╔══

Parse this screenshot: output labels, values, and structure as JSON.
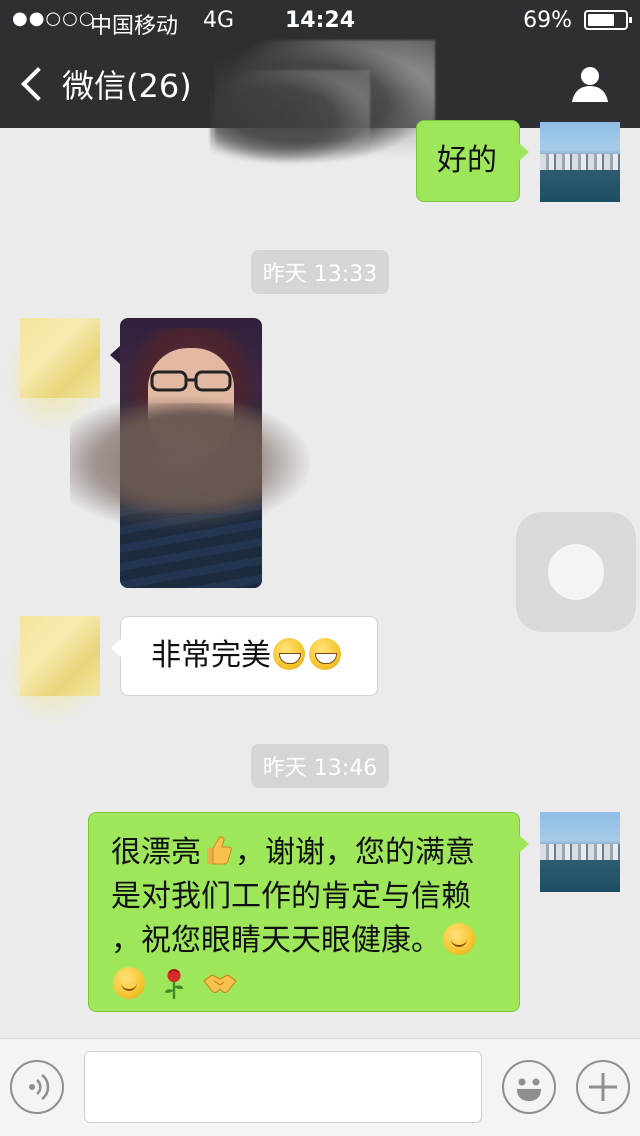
{
  "status_bar": {
    "signal": "●●○○○",
    "carrier": "中国移动",
    "network": "4G",
    "time": "14:24",
    "battery_percent": "69%",
    "battery_level": 0.69
  },
  "nav": {
    "back_label": "微信(26)"
  },
  "messages": {
    "m1": {
      "text": "好的"
    },
    "t1": {
      "text": "昨天 13:33"
    },
    "m3": {
      "text": "非常完美"
    },
    "t2": {
      "text": "昨天 13:46"
    },
    "m4": {
      "line1": "很漂亮",
      "line1b": "，谢谢，您的满意",
      "line2": "是对我们工作的肯定与信赖",
      "line3": "，祝您眼睛天天眼健康。"
    }
  },
  "icons": {
    "back": "chevron-left-icon",
    "profile": "person-icon",
    "voice": "voice-icon",
    "emoji": "smiley-icon",
    "add": "plus-icon"
  },
  "colors": {
    "nav_bg": "#2d2f33",
    "chat_bg": "#ebebeb",
    "bubble_sent": "#9fe75a",
    "bubble_received": "#ffffff",
    "timestamp_bg": "#d5d5d5"
  }
}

╚══

Task objective —
Omit the images and transcribe all of the records above word for word.

Result —
Parse this screenshot: output labels, values, and structure as JSON.
{
  "status_bar": {
    "signal": "●●○○○",
    "carrier": "中国移动",
    "network": "4G",
    "time": "14:24",
    "battery_percent": "69%",
    "battery_level": 0.69
  },
  "nav": {
    "back_label": "微信(26)"
  },
  "messages": {
    "m1": {
      "text": "好的"
    },
    "t1": {
      "text": "昨天 13:33"
    },
    "m3": {
      "text": "非常完美"
    },
    "t2": {
      "text": "昨天 13:46"
    },
    "m4": {
      "line1": "很漂亮",
      "line1b": "，谢谢，您的满意",
      "line2": "是对我们工作的肯定与信赖",
      "line3": "，祝您眼睛天天眼健康。"
    }
  },
  "icons": {
    "back": "chevron-left-icon",
    "profile": "person-icon",
    "voice": "voice-icon",
    "emoji": "smiley-icon",
    "add": "plus-icon"
  },
  "colors": {
    "nav_bg": "#2d2f33",
    "chat_bg": "#ebebeb",
    "bubble_sent": "#9fe75a",
    "bubble_received": "#ffffff",
    "timestamp_bg": "#d5d5d5"
  }
}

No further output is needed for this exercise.